What is needed:
Repeat the listing in full, preserving every character.

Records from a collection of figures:
[BEGIN]

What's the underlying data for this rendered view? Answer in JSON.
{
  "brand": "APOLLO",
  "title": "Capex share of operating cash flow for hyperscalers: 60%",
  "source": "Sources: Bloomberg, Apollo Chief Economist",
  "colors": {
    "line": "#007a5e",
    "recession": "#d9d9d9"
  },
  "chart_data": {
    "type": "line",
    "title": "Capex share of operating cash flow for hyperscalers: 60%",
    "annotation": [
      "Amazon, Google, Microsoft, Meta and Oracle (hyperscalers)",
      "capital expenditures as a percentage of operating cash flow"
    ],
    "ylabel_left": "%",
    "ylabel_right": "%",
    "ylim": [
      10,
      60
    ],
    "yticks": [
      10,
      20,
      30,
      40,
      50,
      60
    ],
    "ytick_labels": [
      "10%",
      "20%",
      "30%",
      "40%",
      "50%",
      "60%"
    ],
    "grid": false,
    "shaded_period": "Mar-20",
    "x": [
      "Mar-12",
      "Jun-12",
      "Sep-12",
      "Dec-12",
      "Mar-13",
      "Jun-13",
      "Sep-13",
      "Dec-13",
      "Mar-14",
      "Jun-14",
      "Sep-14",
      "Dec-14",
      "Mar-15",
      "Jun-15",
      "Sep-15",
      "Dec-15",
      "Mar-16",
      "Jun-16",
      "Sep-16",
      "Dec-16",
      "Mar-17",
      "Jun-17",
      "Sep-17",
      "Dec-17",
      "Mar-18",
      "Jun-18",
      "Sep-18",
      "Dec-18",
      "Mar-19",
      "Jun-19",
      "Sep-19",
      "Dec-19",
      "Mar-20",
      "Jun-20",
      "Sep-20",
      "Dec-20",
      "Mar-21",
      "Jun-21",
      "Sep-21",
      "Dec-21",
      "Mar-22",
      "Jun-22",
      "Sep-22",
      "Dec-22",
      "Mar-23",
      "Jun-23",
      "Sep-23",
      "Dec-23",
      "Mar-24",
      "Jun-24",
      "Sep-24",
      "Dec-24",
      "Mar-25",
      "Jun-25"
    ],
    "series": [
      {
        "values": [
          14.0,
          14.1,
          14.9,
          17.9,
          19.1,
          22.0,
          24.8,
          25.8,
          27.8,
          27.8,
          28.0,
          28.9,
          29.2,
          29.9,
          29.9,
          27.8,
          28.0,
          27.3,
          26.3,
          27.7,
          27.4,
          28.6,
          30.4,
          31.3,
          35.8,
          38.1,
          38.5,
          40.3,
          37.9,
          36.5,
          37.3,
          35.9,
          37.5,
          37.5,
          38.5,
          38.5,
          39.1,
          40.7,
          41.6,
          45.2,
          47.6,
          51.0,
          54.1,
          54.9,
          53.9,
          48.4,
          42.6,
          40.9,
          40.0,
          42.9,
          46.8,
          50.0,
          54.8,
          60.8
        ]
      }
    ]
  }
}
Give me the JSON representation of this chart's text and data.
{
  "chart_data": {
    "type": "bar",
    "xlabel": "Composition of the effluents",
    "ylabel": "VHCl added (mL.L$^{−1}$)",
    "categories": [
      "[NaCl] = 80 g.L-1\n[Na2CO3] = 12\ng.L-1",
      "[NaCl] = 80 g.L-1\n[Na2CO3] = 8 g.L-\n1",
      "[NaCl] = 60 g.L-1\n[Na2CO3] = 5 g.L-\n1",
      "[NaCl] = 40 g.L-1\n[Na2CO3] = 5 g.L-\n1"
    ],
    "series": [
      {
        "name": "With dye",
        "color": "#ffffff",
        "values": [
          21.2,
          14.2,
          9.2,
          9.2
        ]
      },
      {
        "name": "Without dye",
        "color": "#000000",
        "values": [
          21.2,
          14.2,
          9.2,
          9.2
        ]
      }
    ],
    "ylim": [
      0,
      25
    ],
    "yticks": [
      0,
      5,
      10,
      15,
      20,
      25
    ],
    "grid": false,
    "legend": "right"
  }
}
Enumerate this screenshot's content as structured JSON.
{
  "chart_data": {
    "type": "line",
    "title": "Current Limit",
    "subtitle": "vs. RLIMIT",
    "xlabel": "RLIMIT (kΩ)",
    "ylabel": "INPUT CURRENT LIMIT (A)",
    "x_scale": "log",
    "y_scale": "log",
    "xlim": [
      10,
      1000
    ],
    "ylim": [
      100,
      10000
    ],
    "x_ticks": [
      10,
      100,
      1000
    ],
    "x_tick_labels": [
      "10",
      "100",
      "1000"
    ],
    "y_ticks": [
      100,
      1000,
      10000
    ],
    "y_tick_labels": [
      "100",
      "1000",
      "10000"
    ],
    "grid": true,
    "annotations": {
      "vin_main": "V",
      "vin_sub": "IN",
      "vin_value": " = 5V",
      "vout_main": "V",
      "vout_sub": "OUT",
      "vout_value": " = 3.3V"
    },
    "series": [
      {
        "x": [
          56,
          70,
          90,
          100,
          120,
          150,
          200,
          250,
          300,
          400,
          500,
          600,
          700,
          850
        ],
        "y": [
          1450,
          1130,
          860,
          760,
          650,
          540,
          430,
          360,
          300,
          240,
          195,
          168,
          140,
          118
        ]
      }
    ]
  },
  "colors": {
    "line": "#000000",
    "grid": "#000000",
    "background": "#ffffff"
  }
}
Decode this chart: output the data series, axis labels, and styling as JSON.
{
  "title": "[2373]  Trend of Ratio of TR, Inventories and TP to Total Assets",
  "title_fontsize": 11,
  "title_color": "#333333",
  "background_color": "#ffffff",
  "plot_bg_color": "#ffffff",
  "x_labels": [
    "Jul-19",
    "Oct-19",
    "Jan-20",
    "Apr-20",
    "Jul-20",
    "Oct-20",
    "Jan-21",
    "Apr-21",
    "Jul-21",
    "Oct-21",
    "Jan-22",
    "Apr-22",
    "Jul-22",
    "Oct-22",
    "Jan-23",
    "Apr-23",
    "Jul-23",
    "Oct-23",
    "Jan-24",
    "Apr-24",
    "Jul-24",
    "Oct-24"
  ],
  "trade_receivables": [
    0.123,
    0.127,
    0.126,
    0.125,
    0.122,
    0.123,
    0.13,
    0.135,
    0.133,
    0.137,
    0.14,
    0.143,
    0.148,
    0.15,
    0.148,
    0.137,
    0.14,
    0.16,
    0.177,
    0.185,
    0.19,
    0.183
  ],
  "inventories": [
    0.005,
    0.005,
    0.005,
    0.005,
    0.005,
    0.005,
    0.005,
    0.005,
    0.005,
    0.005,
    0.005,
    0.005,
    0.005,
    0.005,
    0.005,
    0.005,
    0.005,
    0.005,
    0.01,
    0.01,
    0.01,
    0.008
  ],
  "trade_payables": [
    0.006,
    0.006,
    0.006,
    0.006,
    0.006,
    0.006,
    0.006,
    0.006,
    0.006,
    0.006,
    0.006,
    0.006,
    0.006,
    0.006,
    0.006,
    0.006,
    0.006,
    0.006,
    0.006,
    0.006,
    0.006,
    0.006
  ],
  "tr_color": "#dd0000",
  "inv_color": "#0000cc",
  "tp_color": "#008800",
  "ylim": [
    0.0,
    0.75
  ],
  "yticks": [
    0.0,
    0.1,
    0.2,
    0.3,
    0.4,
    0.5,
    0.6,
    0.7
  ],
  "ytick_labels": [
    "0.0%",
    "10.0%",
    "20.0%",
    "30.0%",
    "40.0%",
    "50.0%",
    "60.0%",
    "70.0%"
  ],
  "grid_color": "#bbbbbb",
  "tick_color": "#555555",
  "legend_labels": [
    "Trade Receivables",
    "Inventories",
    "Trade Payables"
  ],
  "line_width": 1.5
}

[END]

Task response:
What's the underlying data for this rendered view? Answer in JSON.
{
  "brand": "APOLLO",
  "title": "Capex share of operating cash flow for hyperscalers: 60%",
  "source": "Sources: Bloomberg, Apollo Chief Economist",
  "colors": {
    "line": "#007a5e",
    "recession": "#d9d9d9"
  },
  "chart_data": {
    "type": "line",
    "title": "Capex share of operating cash flow for hyperscalers: 60%",
    "annotation": [
      "Amazon, Google, Microsoft, Meta and Oracle (hyperscalers)",
      "capital expenditures as a percentage of operating cash flow"
    ],
    "ylabel_left": "%",
    "ylabel_right": "%",
    "ylim": [
      10,
      60
    ],
    "yticks": [
      10,
      20,
      30,
      40,
      50,
      60
    ],
    "ytick_labels": [
      "10%",
      "20%",
      "30%",
      "40%",
      "50%",
      "60%"
    ],
    "grid": false,
    "shaded_period": "Mar-20",
    "x": [
      "Mar-12",
      "Jun-12",
      "Sep-12",
      "Dec-12",
      "Mar-13",
      "Jun-13",
      "Sep-13",
      "Dec-13",
      "Mar-14",
      "Jun-14",
      "Sep-14",
      "Dec-14",
      "Mar-15",
      "Jun-15",
      "Sep-15",
      "Dec-15",
      "Mar-16",
      "Jun-16",
      "Sep-16",
      "Dec-16",
      "Mar-17",
      "Jun-17",
      "Sep-17",
      "Dec-17",
      "Mar-18",
      "Jun-18",
      "Sep-18",
      "Dec-18",
      "Mar-19",
      "Jun-19",
      "Sep-19",
      "Dec-19",
      "Mar-20",
      "Jun-20",
      "Sep-20",
      "Dec-20",
      "Mar-21",
      "Jun-21",
      "Sep-21",
      "Dec-21",
      "Mar-22",
      "Jun-22",
      "Sep-22",
      "Dec-22",
      "Mar-23",
      "Jun-23",
      "Sep-23",
      "Dec-23",
      "Mar-24",
      "Jun-24",
      "Sep-24",
      "Dec-24",
      "Mar-25",
      "Jun-25"
    ],
    "series": [
      {
        "values": [
          14.0,
          14.1,
          14.9,
          17.9,
          19.1,
          22.0,
          24.8,
          25.8,
          27.8,
          27.8,
          28.0,
          28.9,
          29.2,
          29.9,
          29.9,
          27.8,
          28.0,
          27.3,
          26.3,
          27.7,
          27.4,
          28.6,
          30.4,
          31.3,
          35.8,
          38.1,
          38.5,
          40.3,
          37.9,
          36.5,
          37.3,
          35.9,
          37.5,
          37.5,
          38.5,
          38.5,
          39.1,
          40.7,
          41.6,
          45.2,
          47.6,
          51.0,
          54.1,
          54.9,
          53.9,
          48.4,
          42.6,
          40.9,
          40.0,
          42.9,
          46.8,
          50.0,
          54.8,
          60.8
        ]
      }
    ]
  }
}
Give me the JSON representation of this chart's text and data.
{
  "chart_data": {
    "type": "bar",
    "xlabel": "Composition of the effluents",
    "ylabel": "VHCl added (mL.L$^{−1}$)",
    "categories": [
      "[NaCl] = 80 g.L-1\n[Na2CO3] = 12\ng.L-1",
      "[NaCl] = 80 g.L-1\n[Na2CO3] = 8 g.L-\n1",
      "[NaCl] = 60 g.L-1\n[Na2CO3] = 5 g.L-\n1",
      "[NaCl] = 40 g.L-1\n[Na2CO3] = 5 g.L-\n1"
    ],
    "series": [
      {
        "name": "With dye",
        "color": "#ffffff",
        "values": [
          21.2,
          14.2,
          9.2,
          9.2
        ]
      },
      {
        "name": "Without dye",
        "color": "#000000",
        "values": [
          21.2,
          14.2,
          9.2,
          9.2
        ]
      }
    ],
    "ylim": [
      0,
      25
    ],
    "yticks": [
      0,
      5,
      10,
      15,
      20,
      25
    ],
    "grid": false,
    "legend": "right"
  }
}
Enumerate this screenshot's content as structured JSON.
{
  "chart_data": {
    "type": "line",
    "title": "Current Limit",
    "subtitle": "vs. RLIMIT",
    "xlabel": "RLIMIT (kΩ)",
    "ylabel": "INPUT CURRENT LIMIT (A)",
    "x_scale": "log",
    "y_scale": "log",
    "xlim": [
      10,
      1000
    ],
    "ylim": [
      100,
      10000
    ],
    "x_ticks": [
      10,
      100,
      1000
    ],
    "x_tick_labels": [
      "10",
      "100",
      "1000"
    ],
    "y_ticks": [
      100,
      1000,
      10000
    ],
    "y_tick_labels": [
      "100",
      "1000",
      "10000"
    ],
    "grid": true,
    "annotations": {
      "vin_main": "V",
      "vin_sub": "IN",
      "vin_value": " = 5V",
      "vout_main": "V",
      "vout_sub": "OUT",
      "vout_value": " = 3.3V"
    },
    "series": [
      {
        "x": [
          56,
          70,
          90,
          100,
          120,
          150,
          200,
          250,
          300,
          400,
          500,
          600,
          700,
          850
        ],
        "y": [
          1450,
          1130,
          860,
          760,
          650,
          540,
          430,
          360,
          300,
          240,
          195,
          168,
          140,
          118
        ]
      }
    ]
  },
  "colors": {
    "line": "#000000",
    "grid": "#000000",
    "background": "#ffffff"
  }
}
Decode this chart: output the data series, axis labels, and styling as JSON.
{
  "title": "[2373]  Trend of Ratio of TR, Inventories and TP to Total Assets",
  "title_fontsize": 11,
  "title_color": "#333333",
  "background_color": "#ffffff",
  "plot_bg_color": "#ffffff",
  "x_labels": [
    "Jul-19",
    "Oct-19",
    "Jan-20",
    "Apr-20",
    "Jul-20",
    "Oct-20",
    "Jan-21",
    "Apr-21",
    "Jul-21",
    "Oct-21",
    "Jan-22",
    "Apr-22",
    "Jul-22",
    "Oct-22",
    "Jan-23",
    "Apr-23",
    "Jul-23",
    "Oct-23",
    "Jan-24",
    "Apr-24",
    "Jul-24",
    "Oct-24"
  ],
  "trade_receivables": [
    0.123,
    0.127,
    0.126,
    0.125,
    0.122,
    0.123,
    0.13,
    0.135,
    0.133,
    0.137,
    0.14,
    0.143,
    0.148,
    0.15,
    0.148,
    0.137,
    0.14,
    0.16,
    0.177,
    0.185,
    0.19,
    0.183
  ],
  "inventories": [
    0.005,
    0.005,
    0.005,
    0.005,
    0.005,
    0.005,
    0.005,
    0.005,
    0.005,
    0.005,
    0.005,
    0.005,
    0.005,
    0.005,
    0.005,
    0.005,
    0.005,
    0.005,
    0.01,
    0.01,
    0.01,
    0.008
  ],
  "trade_payables": [
    0.006,
    0.006,
    0.006,
    0.006,
    0.006,
    0.006,
    0.006,
    0.006,
    0.006,
    0.006,
    0.006,
    0.006,
    0.006,
    0.006,
    0.006,
    0.006,
    0.006,
    0.006,
    0.006,
    0.006,
    0.006,
    0.006
  ],
  "tr_color": "#dd0000",
  "inv_color": "#0000cc",
  "tp_color": "#008800",
  "ylim": [
    0.0,
    0.75
  ],
  "yticks": [
    0.0,
    0.1,
    0.2,
    0.3,
    0.4,
    0.5,
    0.6,
    0.7
  ],
  "ytick_labels": [
    "0.0%",
    "10.0%",
    "20.0%",
    "30.0%",
    "40.0%",
    "50.0%",
    "60.0%",
    "70.0%"
  ],
  "grid_color": "#bbbbbb",
  "tick_color": "#555555",
  "legend_labels": [
    "Trade Receivables",
    "Inventories",
    "Trade Payables"
  ],
  "line_width": 1.5
}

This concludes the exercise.